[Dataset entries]
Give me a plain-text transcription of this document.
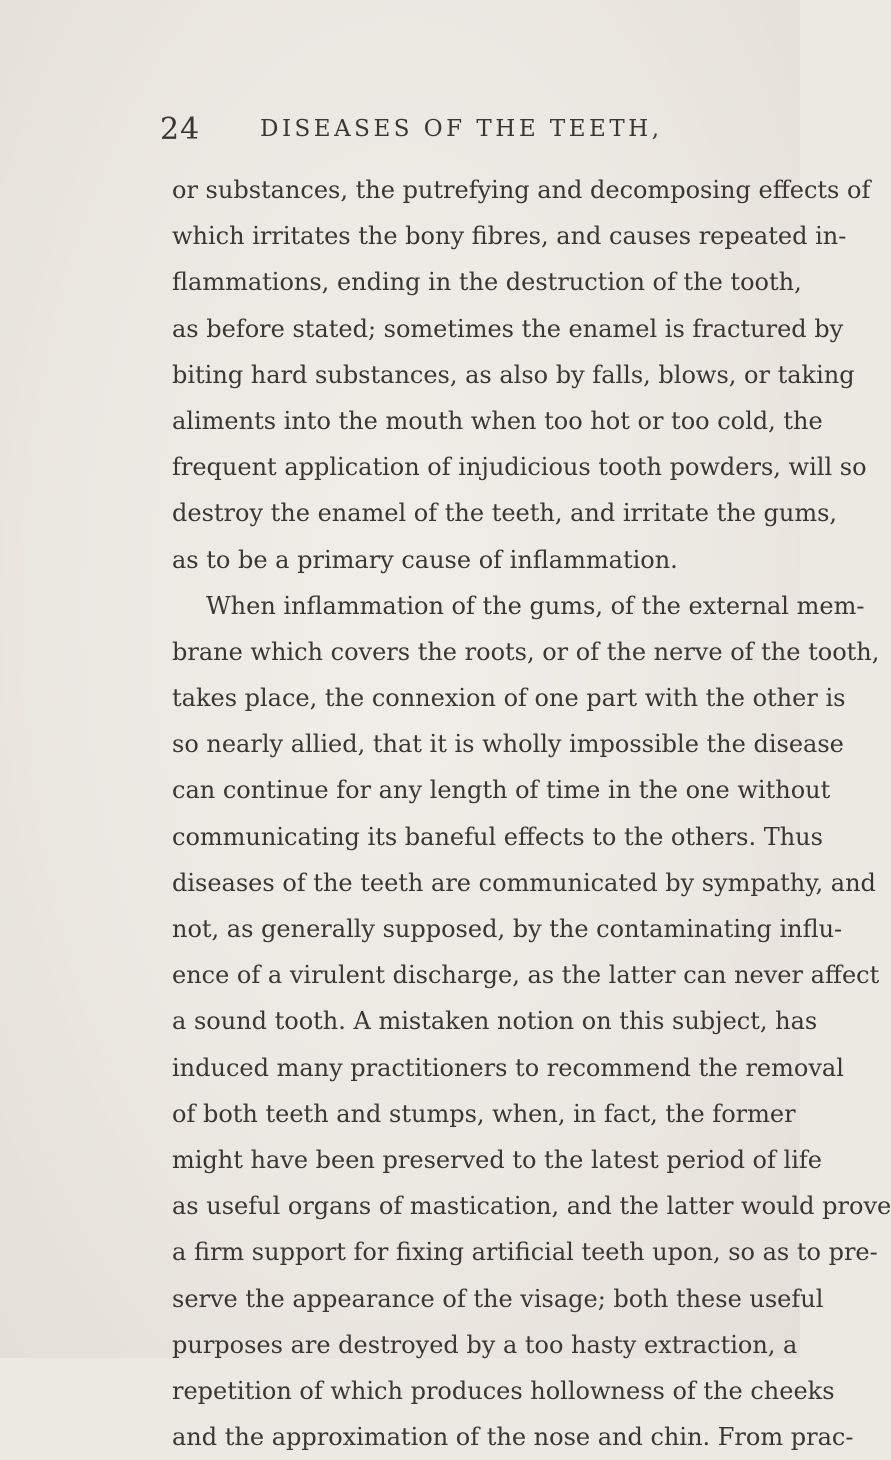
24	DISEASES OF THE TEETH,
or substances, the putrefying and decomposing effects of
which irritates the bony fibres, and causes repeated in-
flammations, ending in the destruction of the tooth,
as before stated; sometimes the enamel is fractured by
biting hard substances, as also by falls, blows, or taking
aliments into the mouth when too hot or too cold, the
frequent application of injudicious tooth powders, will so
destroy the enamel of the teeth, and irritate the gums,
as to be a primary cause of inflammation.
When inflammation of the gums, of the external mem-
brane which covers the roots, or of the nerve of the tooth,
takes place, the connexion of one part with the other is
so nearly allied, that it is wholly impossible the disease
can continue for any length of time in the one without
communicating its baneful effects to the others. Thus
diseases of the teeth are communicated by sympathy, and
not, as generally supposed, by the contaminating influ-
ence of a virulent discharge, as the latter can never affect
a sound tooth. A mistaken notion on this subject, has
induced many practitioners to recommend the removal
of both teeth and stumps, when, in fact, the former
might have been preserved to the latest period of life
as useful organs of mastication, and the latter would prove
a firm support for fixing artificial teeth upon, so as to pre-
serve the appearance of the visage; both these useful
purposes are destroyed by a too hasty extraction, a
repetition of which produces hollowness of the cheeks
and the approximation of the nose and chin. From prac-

--

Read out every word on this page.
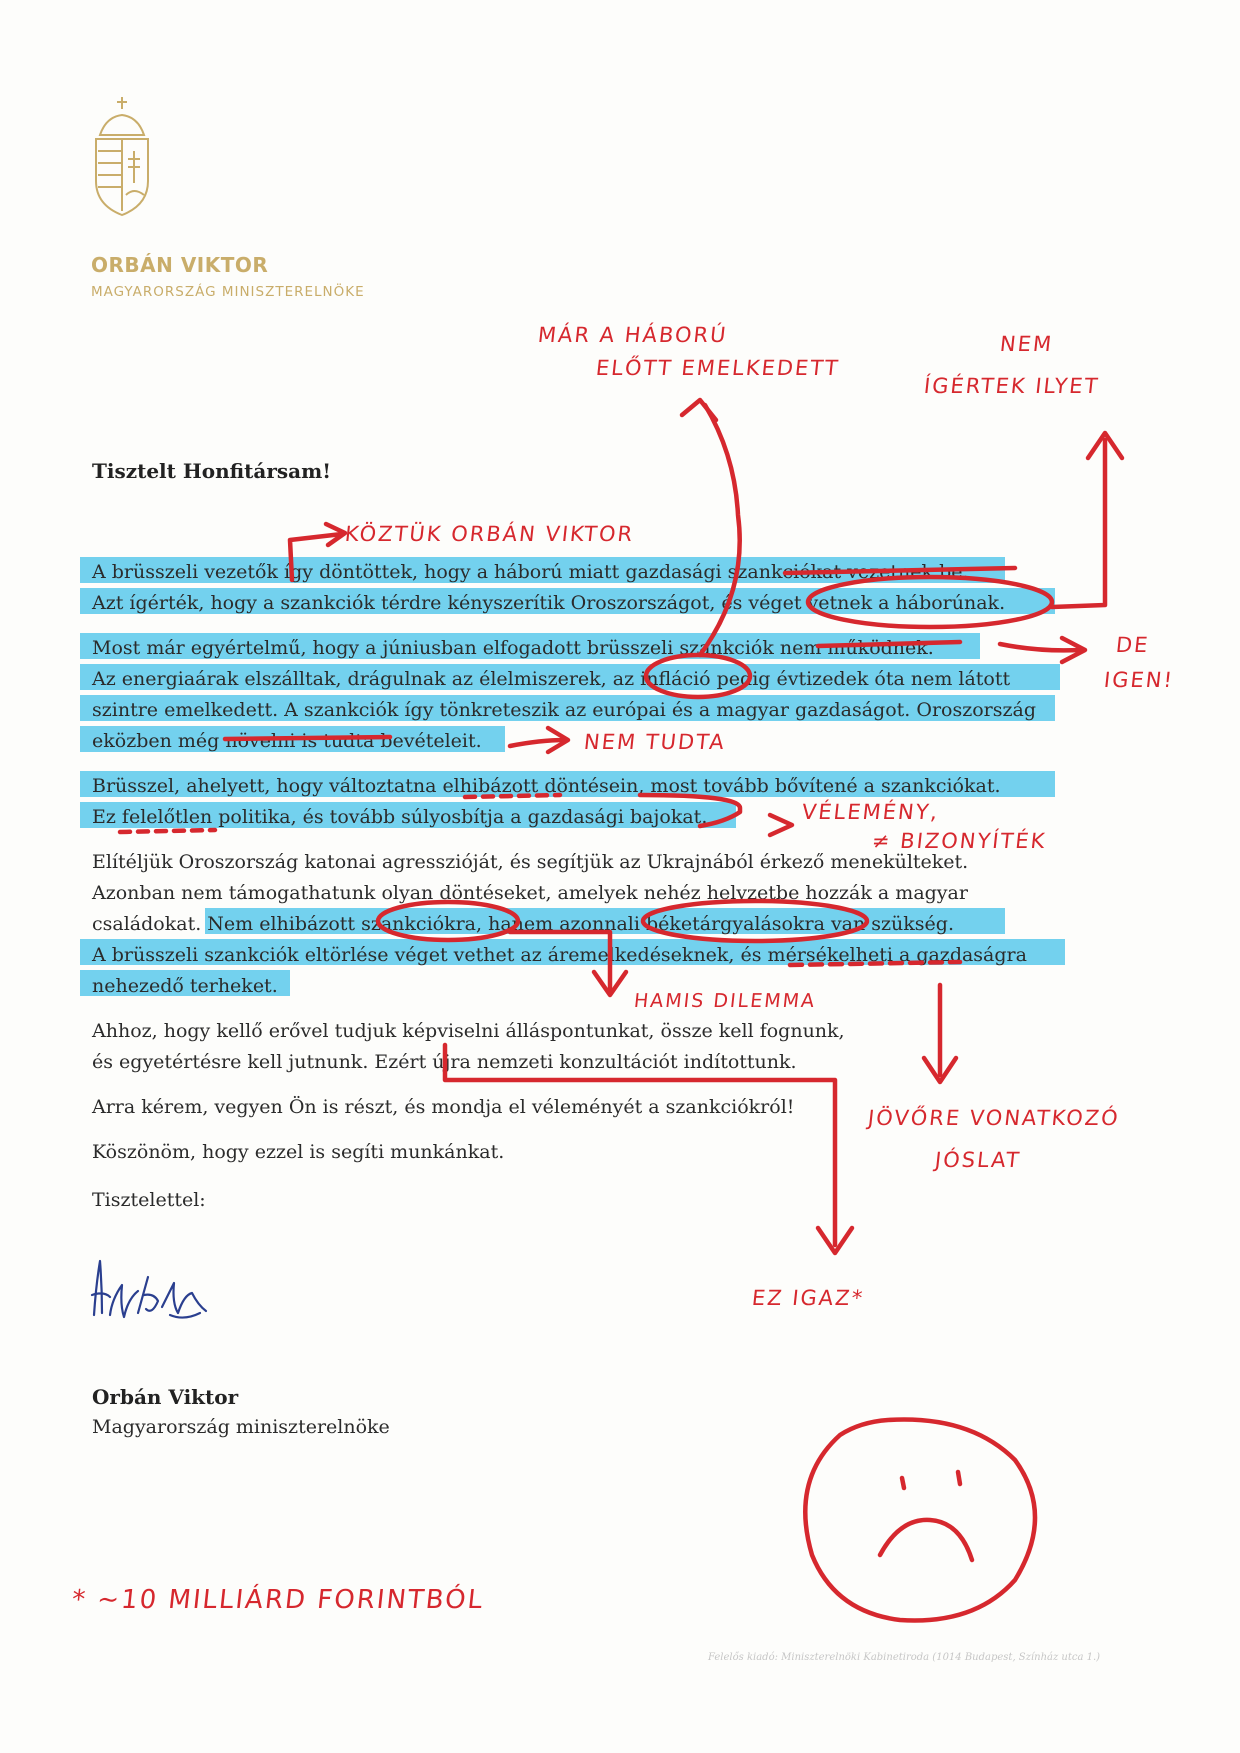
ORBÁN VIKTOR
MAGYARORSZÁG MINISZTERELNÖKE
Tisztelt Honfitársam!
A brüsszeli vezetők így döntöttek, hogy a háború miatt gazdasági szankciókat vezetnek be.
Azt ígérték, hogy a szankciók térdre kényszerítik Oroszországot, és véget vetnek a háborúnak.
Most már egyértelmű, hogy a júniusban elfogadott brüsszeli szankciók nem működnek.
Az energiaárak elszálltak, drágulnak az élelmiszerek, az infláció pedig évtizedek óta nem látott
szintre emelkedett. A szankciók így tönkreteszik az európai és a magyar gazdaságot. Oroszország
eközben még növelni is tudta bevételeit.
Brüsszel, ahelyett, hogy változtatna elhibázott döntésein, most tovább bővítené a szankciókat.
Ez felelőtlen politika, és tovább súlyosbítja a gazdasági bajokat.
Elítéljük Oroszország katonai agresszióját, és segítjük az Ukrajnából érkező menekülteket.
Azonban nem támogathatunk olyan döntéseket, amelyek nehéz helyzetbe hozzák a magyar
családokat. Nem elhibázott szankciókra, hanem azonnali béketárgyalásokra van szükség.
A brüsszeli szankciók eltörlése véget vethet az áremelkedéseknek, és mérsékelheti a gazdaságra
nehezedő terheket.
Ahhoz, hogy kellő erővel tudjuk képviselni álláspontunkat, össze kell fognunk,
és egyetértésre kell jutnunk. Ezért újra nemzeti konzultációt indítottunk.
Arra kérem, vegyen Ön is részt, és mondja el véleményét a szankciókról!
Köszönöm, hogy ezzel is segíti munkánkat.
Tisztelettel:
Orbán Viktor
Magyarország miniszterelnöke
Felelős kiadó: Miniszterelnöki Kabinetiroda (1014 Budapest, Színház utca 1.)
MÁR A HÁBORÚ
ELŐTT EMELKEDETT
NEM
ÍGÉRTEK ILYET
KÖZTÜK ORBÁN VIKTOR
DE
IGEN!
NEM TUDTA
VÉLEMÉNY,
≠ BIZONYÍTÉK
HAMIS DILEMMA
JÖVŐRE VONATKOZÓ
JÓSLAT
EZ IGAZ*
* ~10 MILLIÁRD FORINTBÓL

§ **What you are asked to do**: Which lines contain "tovább"? Copy each of them out.

§ **Exercise response**:
Brüsszel, ahelyett, hogy változtatna elhibázott döntésein, most tovább bővítené a szankciókat.
Ez felelőtlen politika, és tovább súlyosbítja a gazdasági bajokat.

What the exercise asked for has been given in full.